> **Given task**
Leave out the pictures and repeat the data exactly.

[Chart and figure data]

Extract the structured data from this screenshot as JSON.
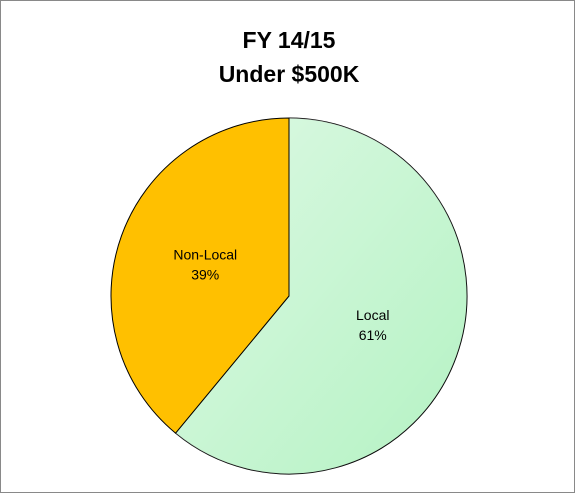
{
  "chart_data": {
    "type": "pie",
    "title": "FY 14/15",
    "subtitle": "Under $500K",
    "categories": [
      "Local",
      "Non-Local"
    ],
    "values": [
      61,
      39
    ],
    "value_labels": [
      "61%",
      "39%"
    ],
    "colors": [
      "#b4f2c3",
      "#ffc000"
    ],
    "start": "top",
    "direction": "clockwise"
  }
}
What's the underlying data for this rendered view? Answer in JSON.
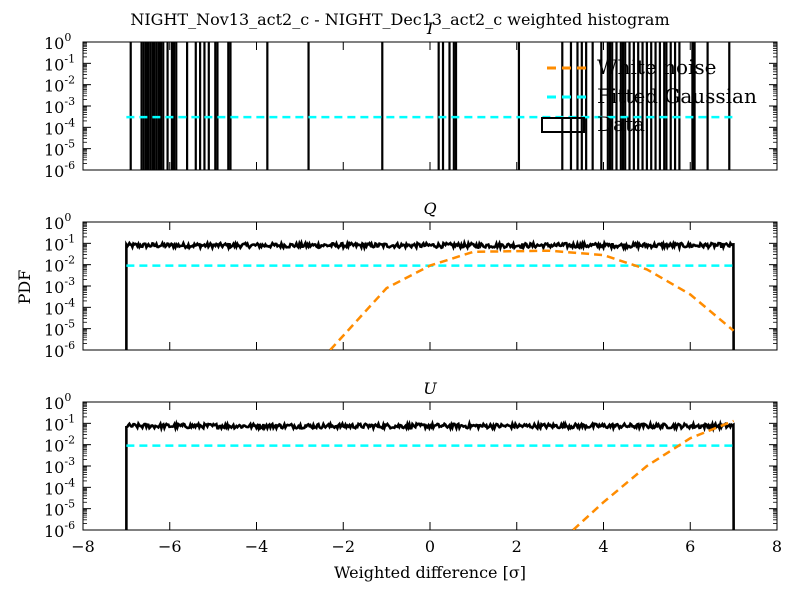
{
  "chart_data": {
    "figure_title": "NIGHT_Nov13_act2_c - NIGHT_Dec13_act2_c weighted histogram",
    "xlabel": "Weighted difference [σ]",
    "ylabel": "PDF",
    "xlim": [
      -8,
      8
    ],
    "xticks": [
      -8,
      -6,
      -4,
      -2,
      0,
      2,
      4,
      6,
      8
    ],
    "x_tick_labels": [
      "−8",
      "−6",
      "−4",
      "−2",
      "0",
      "2",
      "4",
      "6",
      "8"
    ],
    "ylim": [
      1e-06,
      1
    ],
    "yscale": "log",
    "y_tick_labels": [
      {
        "base": "10",
        "exp": "0"
      },
      {
        "base": "10",
        "exp": "-1"
      },
      {
        "base": "10",
        "exp": "-2"
      },
      {
        "base": "10",
        "exp": "-3"
      },
      {
        "base": "10",
        "exp": "-4"
      },
      {
        "base": "10",
        "exp": "-5"
      },
      {
        "base": "10",
        "exp": "-6"
      }
    ],
    "legend": {
      "placement": "top-right of first panel",
      "entries": [
        {
          "label": "White noise",
          "color": "#ff8c00",
          "style": "dashed"
        },
        {
          "label": "Fitted Gaussian",
          "color": "#00ffff",
          "style": "dashed"
        },
        {
          "label": "Data",
          "color": "#000000",
          "style": "box"
        }
      ]
    },
    "colors": {
      "data": "#000000",
      "white_noise": "#ff8c00",
      "fitted_gaussian": "#00ffff"
    },
    "panels": [
      {
        "title": "I",
        "type": "histogram",
        "data_range": [
          -7,
          7
        ],
        "data_spikes_x": [
          -6.9,
          -6.65,
          -6.6,
          -6.55,
          -6.5,
          -6.45,
          -6.4,
          -6.35,
          -6.3,
          -6.25,
          -6.2,
          -6.15,
          -6.05,
          -5.95,
          -5.9,
          -5.85,
          -5.6,
          -5.4,
          -5.3,
          -5.2,
          -5.1,
          -4.95,
          -4.9,
          -4.65,
          -4.6,
          -3.75,
          -2.8,
          -1.1,
          0.2,
          0.3,
          0.45,
          0.55,
          0.6,
          2.05,
          3.05,
          3.25,
          3.4,
          3.5,
          3.6,
          3.75,
          3.95,
          4.1,
          4.15,
          4.2,
          4.3,
          4.4,
          4.45,
          4.5,
          4.6,
          4.7,
          4.8,
          4.9,
          5.0,
          5.1,
          5.2,
          5.3,
          5.4,
          5.45,
          5.55,
          5.65,
          5.75,
          6.05,
          6.1,
          6.4,
          6.9
        ],
        "fitted_gaussian_level": 0.0003,
        "fitted_gaussian_range": [
          -7,
          7
        ],
        "white_noise_visible": false
      },
      {
        "title": "Q",
        "type": "histogram",
        "data_range": [
          -7,
          7
        ],
        "data_level": 0.08,
        "fitted_gaussian_level": 0.009,
        "fitted_gaussian_range": [
          -7,
          7
        ],
        "white_noise_peak_x": 2.75,
        "white_noise_peak": 0.045,
        "white_noise_points": [
          [
            -2.3,
            1e-06
          ],
          [
            -1,
            0.0008
          ],
          [
            0,
            0.009
          ],
          [
            1,
            0.04
          ],
          [
            2.75,
            0.045
          ],
          [
            4,
            0.028
          ],
          [
            5,
            0.006
          ],
          [
            6,
            0.0004
          ],
          [
            7,
            8e-06
          ]
        ]
      },
      {
        "title": "U",
        "type": "histogram",
        "data_range": [
          -7,
          7
        ],
        "data_level": 0.075,
        "fitted_gaussian_level": 0.009,
        "fitted_gaussian_range": [
          -7,
          7
        ],
        "white_noise_points": [
          [
            3.3,
            1e-06
          ],
          [
            4,
            2e-05
          ],
          [
            5,
            0.001
          ],
          [
            6,
            0.02
          ],
          [
            7,
            0.13
          ]
        ]
      }
    ]
  }
}
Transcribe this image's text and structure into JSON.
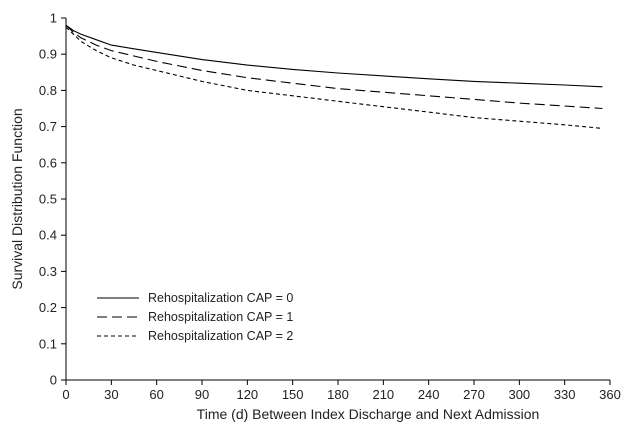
{
  "chart_data": {
    "type": "line",
    "title": "",
    "xlabel": "Time (d) Between Index Discharge and Next Admission",
    "ylabel": "Survival Distribution Function",
    "xlim": [
      0,
      360
    ],
    "ylim": [
      0,
      1
    ],
    "x_ticks": [
      0,
      30,
      60,
      90,
      120,
      150,
      180,
      210,
      240,
      270,
      300,
      330,
      360
    ],
    "y_ticks": [
      0,
      0.1,
      0.2,
      0.3,
      0.4,
      0.5,
      0.6,
      0.7,
      0.8,
      0.9,
      1
    ],
    "y_tick_labels": [
      "0",
      "0.1",
      "0.2",
      "0.3",
      "0.4",
      "0.5",
      "0.6",
      "0.7",
      "0.8",
      "0.9",
      "1"
    ],
    "grid": false,
    "legend_position": "bottom-left",
    "series": [
      {
        "name": "Rehospitalization CAP = 0",
        "line_style": "solid",
        "color": "#000000",
        "x": [
          0,
          5,
          10,
          20,
          30,
          45,
          60,
          90,
          120,
          150,
          180,
          210,
          240,
          270,
          300,
          330,
          355
        ],
        "y": [
          0.98,
          0.965,
          0.955,
          0.94,
          0.925,
          0.915,
          0.905,
          0.885,
          0.87,
          0.858,
          0.848,
          0.84,
          0.832,
          0.825,
          0.82,
          0.815,
          0.81
        ]
      },
      {
        "name": "Rehospitalization CAP = 1",
        "line_style": "dashed",
        "color": "#000000",
        "x": [
          0,
          5,
          10,
          20,
          30,
          45,
          60,
          90,
          120,
          150,
          180,
          210,
          240,
          270,
          300,
          330,
          355
        ],
        "y": [
          0.98,
          0.96,
          0.945,
          0.925,
          0.91,
          0.895,
          0.88,
          0.855,
          0.835,
          0.82,
          0.805,
          0.795,
          0.785,
          0.775,
          0.765,
          0.757,
          0.75
        ]
      },
      {
        "name": "Rehospitalization CAP = 2",
        "line_style": "dotted",
        "color": "#000000",
        "x": [
          0,
          5,
          10,
          20,
          30,
          45,
          60,
          90,
          120,
          150,
          180,
          210,
          240,
          270,
          300,
          330,
          355
        ],
        "y": [
          0.975,
          0.955,
          0.935,
          0.91,
          0.89,
          0.87,
          0.855,
          0.825,
          0.8,
          0.785,
          0.77,
          0.755,
          0.74,
          0.725,
          0.715,
          0.705,
          0.695
        ]
      }
    ]
  }
}
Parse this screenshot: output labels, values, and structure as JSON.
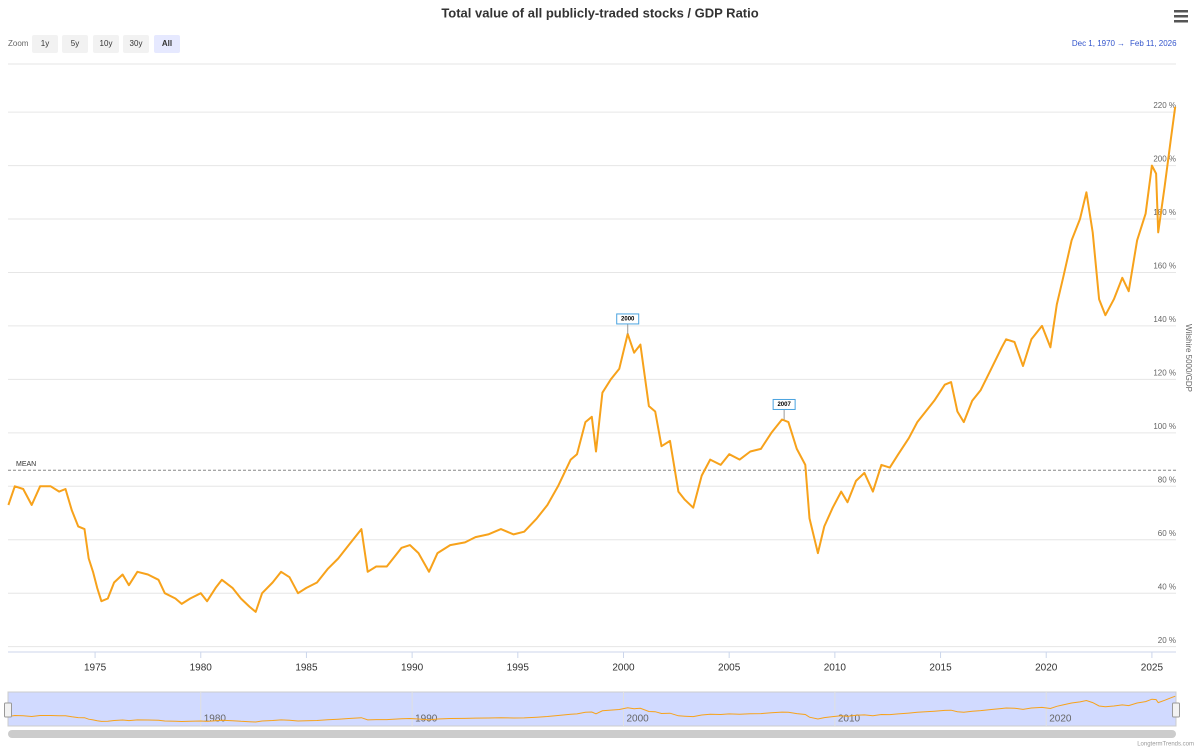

> **Result for this exercise**
Extract the structured data from this screenshot as JSON.
{
  "chart_data": {
    "type": "pie",
    "title": "FY 14/15",
    "subtitle": "Under $500K",
    "categories": [
      "Local",
      "Non-Local"
    ],
    "values": [
      61,
      39
    ],
    "value_labels": [
      "61%",
      "39%"
    ],
    "colors": [
      "#b4f2c3",
      "#ffc000"
    ],
    "start": "top",
    "direction": "clockwise"
  }
}
What's the underlying data for this rendered view? Answer in JSON.
{
  "chart_data": {
    "figure_title": "NIGHT_Nov13_act2_c - NIGHT_Dec13_act2_c weighted histogram",
    "xlabel": "Weighted difference [σ]",
    "ylabel": "PDF",
    "xlim": [
      -8,
      8
    ],
    "xticks": [
      -8,
      -6,
      -4,
      -2,
      0,
      2,
      4,
      6,
      8
    ],
    "x_tick_labels": [
      "−8",
      "−6",
      "−4",
      "−2",
      "0",
      "2",
      "4",
      "6",
      "8"
    ],
    "ylim": [
      1e-06,
      1
    ],
    "yscale": "log",
    "y_tick_labels": [
      {
        "base": "10",
        "exp": "0"
      },
      {
        "base": "10",
        "exp": "-1"
      },
      {
        "base": "10",
        "exp": "-2"
      },
      {
        "base": "10",
        "exp": "-3"
      },
      {
        "base": "10",
        "exp": "-4"
      },
      {
        "base": "10",
        "exp": "-5"
      },
      {
        "base": "10",
        "exp": "-6"
      }
    ],
    "legend": {
      "placement": "top-right of first panel",
      "entries": [
        {
          "label": "White noise",
          "color": "#ff8c00",
          "style": "dashed"
        },
        {
          "label": "Fitted Gaussian",
          "color": "#00ffff",
          "style": "dashed"
        },
        {
          "label": "Data",
          "color": "#000000",
          "style": "box"
        }
      ]
    },
    "colors": {
      "data": "#000000",
      "white_noise": "#ff8c00",
      "fitted_gaussian": "#00ffff"
    },
    "panels": [
      {
        "title": "I",
        "type": "histogram",
        "data_range": [
          -7,
          7
        ],
        "data_spikes_x": [
          -6.9,
          -6.65,
          -6.6,
          -6.55,
          -6.5,
          -6.45,
          -6.4,
          -6.35,
          -6.3,
          -6.25,
          -6.2,
          -6.15,
          -6.05,
          -5.95,
          -5.9,
          -5.85,
          -5.6,
          -5.4,
          -5.3,
          -5.2,
          -5.1,
          -4.95,
          -4.9,
          -4.65,
          -4.6,
          -3.75,
          -2.8,
          -1.1,
          0.2,
          0.3,
          0.45,
          0.55,
          0.6,
          2.05,
          3.05,
          3.25,
          3.4,
          3.5,
          3.6,
          3.75,
          3.95,
          4.1,
          4.15,
          4.2,
          4.3,
          4.4,
          4.45,
          4.5,
          4.6,
          4.7,
          4.8,
          4.9,
          5.0,
          5.1,
          5.2,
          5.3,
          5.4,
          5.45,
          5.55,
          5.65,
          5.75,
          6.05,
          6.1,
          6.4,
          6.9
        ],
        "fitted_gaussian_level": 0.0003,
        "fitted_gaussian_range": [
          -7,
          7
        ],
        "white_noise_visible": false
      },
      {
        "title": "Q",
        "type": "histogram",
        "data_range": [
          -7,
          7
        ],
        "data_level": 0.08,
        "fitted_gaussian_level": 0.009,
        "fitted_gaussian_range": [
          -7,
          7
        ],
        "white_noise_peak_x": 2.75,
        "white_noise_peak": 0.045,
        "white_noise_points": [
          [
            -2.3,
            1e-06
          ],
          [
            -1,
            0.0008
          ],
          [
            0,
            0.009
          ],
          [
            1,
            0.04
          ],
          [
            2.75,
            0.045
          ],
          [
            4,
            0.028
          ],
          [
            5,
            0.006
          ],
          [
            6,
            0.0004
          ],
          [
            7,
            8e-06
          ]
        ]
      },
      {
        "title": "U",
        "type": "histogram",
        "data_range": [
          -7,
          7
        ],
        "data_level": 0.075,
        "fitted_gaussian_level": 0.009,
        "fitted_gaussian_range": [
          -7,
          7
        ],
        "white_noise_points": [
          [
            3.3,
            1e-06
          ],
          [
            4,
            2e-05
          ],
          [
            5,
            0.001
          ],
          [
            6,
            0.02
          ],
          [
            7,
            0.13
          ]
        ]
      }
    ]
  }
}
Transcribe this image's text and structure into JSON.
{
  "chart_data": {
    "type": "line",
    "title": "",
    "xlabel": "Time (d) Between Index Discharge and Next Admission",
    "ylabel": "Survival Distribution Function",
    "xlim": [
      0,
      360
    ],
    "ylim": [
      0,
      1
    ],
    "x_ticks": [
      0,
      30,
      60,
      90,
      120,
      150,
      180,
      210,
      240,
      270,
      300,
      330,
      360
    ],
    "y_ticks": [
      0,
      0.1,
      0.2,
      0.3,
      0.4,
      0.5,
      0.6,
      0.7,
      0.8,
      0.9,
      1
    ],
    "y_tick_labels": [
      "0",
      "0.1",
      "0.2",
      "0.3",
      "0.4",
      "0.5",
      "0.6",
      "0.7",
      "0.8",
      "0.9",
      "1"
    ],
    "grid": false,
    "legend_position": "bottom-left",
    "series": [
      {
        "name": "Rehospitalization CAP = 0",
        "line_style": "solid",
        "color": "#000000",
        "x": [
          0,
          5,
          10,
          20,
          30,
          45,
          60,
          90,
          120,
          150,
          180,
          210,
          240,
          270,
          300,
          330,
          355
        ],
        "y": [
          0.98,
          0.965,
          0.955,
          0.94,
          0.925,
          0.915,
          0.905,
          0.885,
          0.87,
          0.858,
          0.848,
          0.84,
          0.832,
          0.825,
          0.82,
          0.815,
          0.81
        ]
      },
      {
        "name": "Rehospitalization CAP = 1",
        "line_style": "dashed",
        "color": "#000000",
        "x": [
          0,
          5,
          10,
          20,
          30,
          45,
          60,
          90,
          120,
          150,
          180,
          210,
          240,
          270,
          300,
          330,
          355
        ],
        "y": [
          0.98,
          0.96,
          0.945,
          0.925,
          0.91,
          0.895,
          0.88,
          0.855,
          0.835,
          0.82,
          0.805,
          0.795,
          0.785,
          0.775,
          0.765,
          0.757,
          0.75
        ]
      },
      {
        "name": "Rehospitalization CAP = 2",
        "line_style": "dotted",
        "color": "#000000",
        "x": [
          0,
          5,
          10,
          20,
          30,
          45,
          60,
          90,
          120,
          150,
          180,
          210,
          240,
          270,
          300,
          330,
          355
        ],
        "y": [
          0.975,
          0.955,
          0.935,
          0.91,
          0.89,
          0.87,
          0.855,
          0.825,
          0.8,
          0.785,
          0.77,
          0.755,
          0.74,
          0.725,
          0.715,
          0.705,
          0.695
        ]
      }
    ]
  }
}
Parse this screenshot: output labels, values, and structure as JSON.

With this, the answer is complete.